§ EXERCISE INSTRUCTIONS
Collect every line in the records below that contains the word "this".

§ EXERCISE DATA
:::::

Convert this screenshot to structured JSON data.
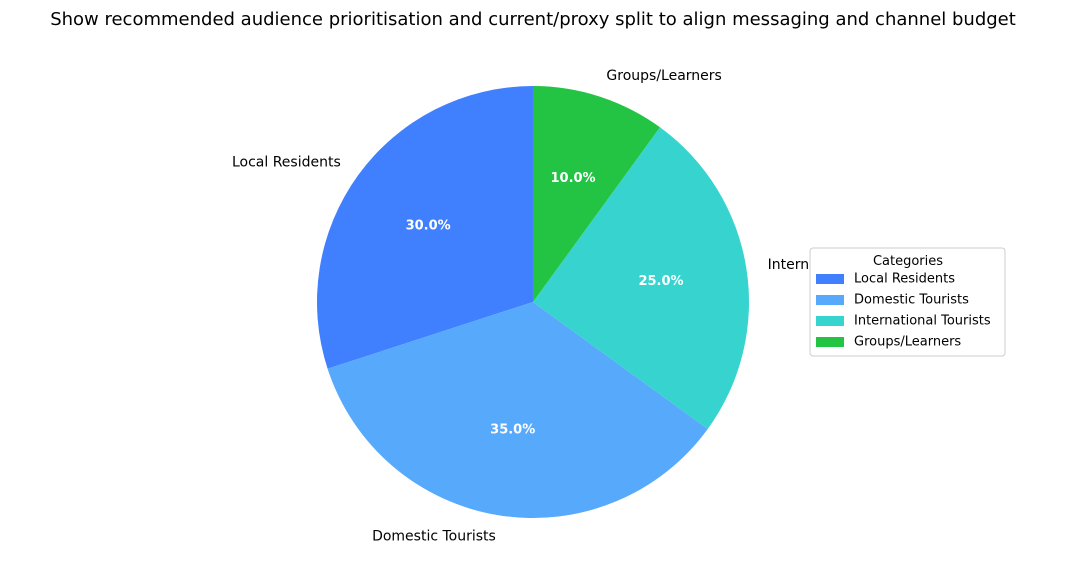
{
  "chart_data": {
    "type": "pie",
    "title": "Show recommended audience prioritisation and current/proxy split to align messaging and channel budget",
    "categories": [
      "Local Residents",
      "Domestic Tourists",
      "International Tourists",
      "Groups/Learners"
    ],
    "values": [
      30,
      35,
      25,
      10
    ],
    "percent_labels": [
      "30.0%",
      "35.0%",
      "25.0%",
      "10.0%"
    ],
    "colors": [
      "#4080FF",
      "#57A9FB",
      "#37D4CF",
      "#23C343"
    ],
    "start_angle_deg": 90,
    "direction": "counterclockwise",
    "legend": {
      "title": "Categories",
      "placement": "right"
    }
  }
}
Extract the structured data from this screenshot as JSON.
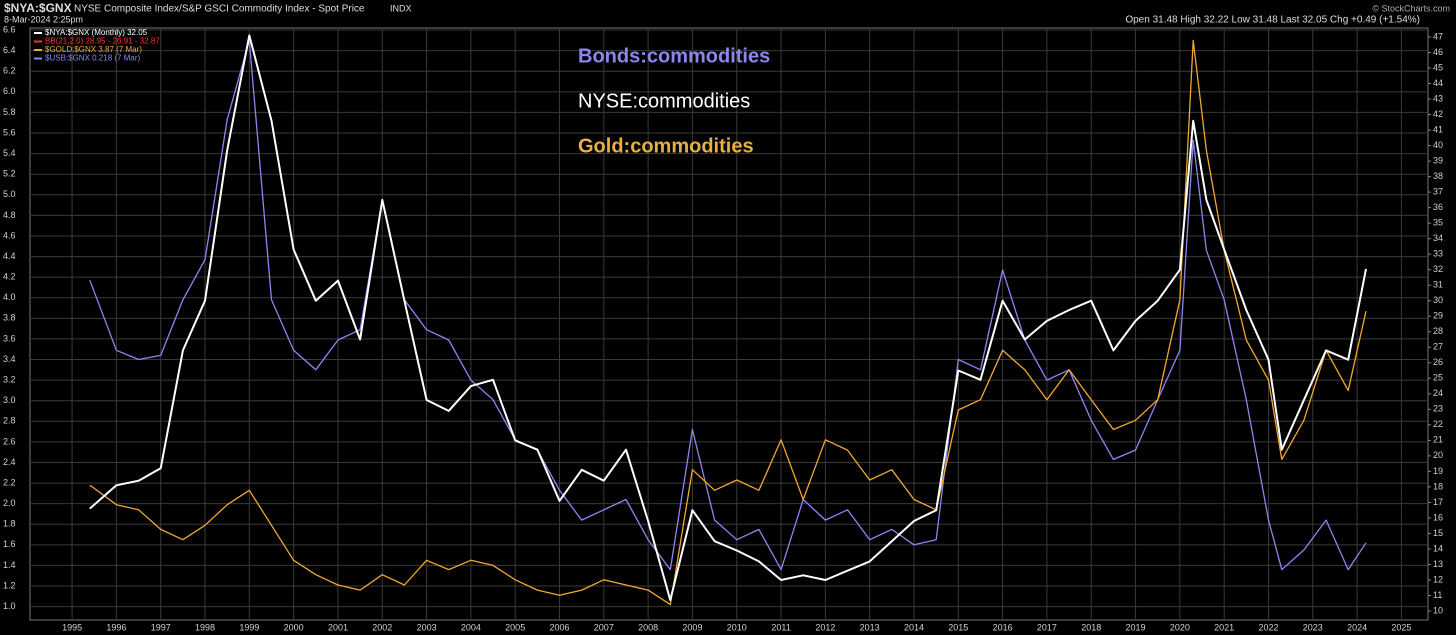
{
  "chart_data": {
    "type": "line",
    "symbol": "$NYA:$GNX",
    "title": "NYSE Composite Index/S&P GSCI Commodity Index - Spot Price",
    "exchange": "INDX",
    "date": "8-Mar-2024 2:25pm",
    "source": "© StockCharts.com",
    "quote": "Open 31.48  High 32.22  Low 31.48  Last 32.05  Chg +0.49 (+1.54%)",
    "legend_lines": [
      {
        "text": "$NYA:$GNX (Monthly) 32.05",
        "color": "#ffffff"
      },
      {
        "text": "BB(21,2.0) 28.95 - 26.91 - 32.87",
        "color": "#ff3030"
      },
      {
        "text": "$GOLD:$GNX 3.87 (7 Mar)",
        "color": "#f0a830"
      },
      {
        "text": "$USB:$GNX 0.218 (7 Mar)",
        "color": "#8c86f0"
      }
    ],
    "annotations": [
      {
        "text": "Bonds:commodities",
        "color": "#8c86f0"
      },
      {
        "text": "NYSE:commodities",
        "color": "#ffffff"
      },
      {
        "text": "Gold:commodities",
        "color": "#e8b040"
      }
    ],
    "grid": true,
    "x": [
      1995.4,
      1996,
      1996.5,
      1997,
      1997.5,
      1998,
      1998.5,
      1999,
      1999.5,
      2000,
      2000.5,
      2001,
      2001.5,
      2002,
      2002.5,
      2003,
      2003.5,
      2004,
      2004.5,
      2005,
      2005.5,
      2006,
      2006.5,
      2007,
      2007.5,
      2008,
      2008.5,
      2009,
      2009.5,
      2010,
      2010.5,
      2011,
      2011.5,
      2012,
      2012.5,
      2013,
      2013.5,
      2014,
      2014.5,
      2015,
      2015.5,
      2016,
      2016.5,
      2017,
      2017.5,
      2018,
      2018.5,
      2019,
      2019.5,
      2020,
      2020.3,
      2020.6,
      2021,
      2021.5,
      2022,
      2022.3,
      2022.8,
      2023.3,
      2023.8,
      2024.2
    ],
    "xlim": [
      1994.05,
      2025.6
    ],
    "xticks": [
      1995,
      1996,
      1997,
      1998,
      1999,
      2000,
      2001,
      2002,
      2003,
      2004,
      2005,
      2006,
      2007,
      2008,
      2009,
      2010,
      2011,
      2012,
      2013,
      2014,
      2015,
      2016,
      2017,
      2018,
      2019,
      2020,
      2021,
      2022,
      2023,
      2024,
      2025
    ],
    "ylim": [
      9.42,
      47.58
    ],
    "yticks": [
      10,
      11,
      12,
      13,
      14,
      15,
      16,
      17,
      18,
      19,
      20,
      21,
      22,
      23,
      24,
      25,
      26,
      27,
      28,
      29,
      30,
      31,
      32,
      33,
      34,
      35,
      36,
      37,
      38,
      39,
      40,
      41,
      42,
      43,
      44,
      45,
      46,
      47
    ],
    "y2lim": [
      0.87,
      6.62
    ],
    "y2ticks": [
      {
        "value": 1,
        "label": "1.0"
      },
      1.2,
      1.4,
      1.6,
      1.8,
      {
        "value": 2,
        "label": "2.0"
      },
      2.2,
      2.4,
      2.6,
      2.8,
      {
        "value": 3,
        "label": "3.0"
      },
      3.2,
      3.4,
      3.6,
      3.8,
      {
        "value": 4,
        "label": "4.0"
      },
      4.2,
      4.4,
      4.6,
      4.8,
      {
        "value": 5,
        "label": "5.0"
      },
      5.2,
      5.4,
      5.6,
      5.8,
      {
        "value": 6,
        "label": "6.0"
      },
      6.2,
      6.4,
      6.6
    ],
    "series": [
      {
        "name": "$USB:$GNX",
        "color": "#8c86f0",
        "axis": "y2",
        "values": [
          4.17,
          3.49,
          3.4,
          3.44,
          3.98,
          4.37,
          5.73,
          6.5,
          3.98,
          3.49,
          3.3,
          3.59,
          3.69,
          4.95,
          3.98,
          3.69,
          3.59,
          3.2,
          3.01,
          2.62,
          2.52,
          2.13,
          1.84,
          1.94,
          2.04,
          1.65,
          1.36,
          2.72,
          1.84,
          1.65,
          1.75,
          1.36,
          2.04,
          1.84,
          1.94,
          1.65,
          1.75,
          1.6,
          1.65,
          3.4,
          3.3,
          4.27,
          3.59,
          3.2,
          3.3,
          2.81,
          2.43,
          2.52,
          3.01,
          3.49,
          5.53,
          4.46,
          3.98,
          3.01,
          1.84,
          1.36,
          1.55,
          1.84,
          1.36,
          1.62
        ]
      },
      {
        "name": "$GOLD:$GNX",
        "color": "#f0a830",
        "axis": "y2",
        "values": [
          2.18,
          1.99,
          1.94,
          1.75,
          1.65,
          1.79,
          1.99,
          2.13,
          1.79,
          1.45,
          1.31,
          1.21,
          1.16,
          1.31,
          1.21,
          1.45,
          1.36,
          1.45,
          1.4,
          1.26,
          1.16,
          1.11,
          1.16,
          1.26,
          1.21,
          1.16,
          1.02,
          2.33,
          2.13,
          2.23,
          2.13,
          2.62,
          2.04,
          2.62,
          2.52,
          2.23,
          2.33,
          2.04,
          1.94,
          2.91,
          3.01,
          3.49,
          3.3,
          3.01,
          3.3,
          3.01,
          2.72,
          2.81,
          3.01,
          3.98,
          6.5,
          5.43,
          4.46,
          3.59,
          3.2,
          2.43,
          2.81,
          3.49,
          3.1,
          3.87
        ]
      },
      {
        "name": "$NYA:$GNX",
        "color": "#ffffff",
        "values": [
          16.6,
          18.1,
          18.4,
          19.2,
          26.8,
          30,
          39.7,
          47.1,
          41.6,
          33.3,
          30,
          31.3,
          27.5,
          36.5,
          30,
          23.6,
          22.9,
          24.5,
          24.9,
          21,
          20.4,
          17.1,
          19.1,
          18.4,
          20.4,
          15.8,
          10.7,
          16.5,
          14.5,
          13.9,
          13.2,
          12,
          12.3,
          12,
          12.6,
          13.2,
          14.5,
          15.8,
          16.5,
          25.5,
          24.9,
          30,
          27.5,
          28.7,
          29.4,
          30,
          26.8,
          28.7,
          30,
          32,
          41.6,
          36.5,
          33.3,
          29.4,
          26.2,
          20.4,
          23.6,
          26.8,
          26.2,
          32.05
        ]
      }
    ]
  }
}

:::::

§ TASK RESULT
Convert this screenshot to structured JSON data.
Extract the structured data from this screenshot as JSON.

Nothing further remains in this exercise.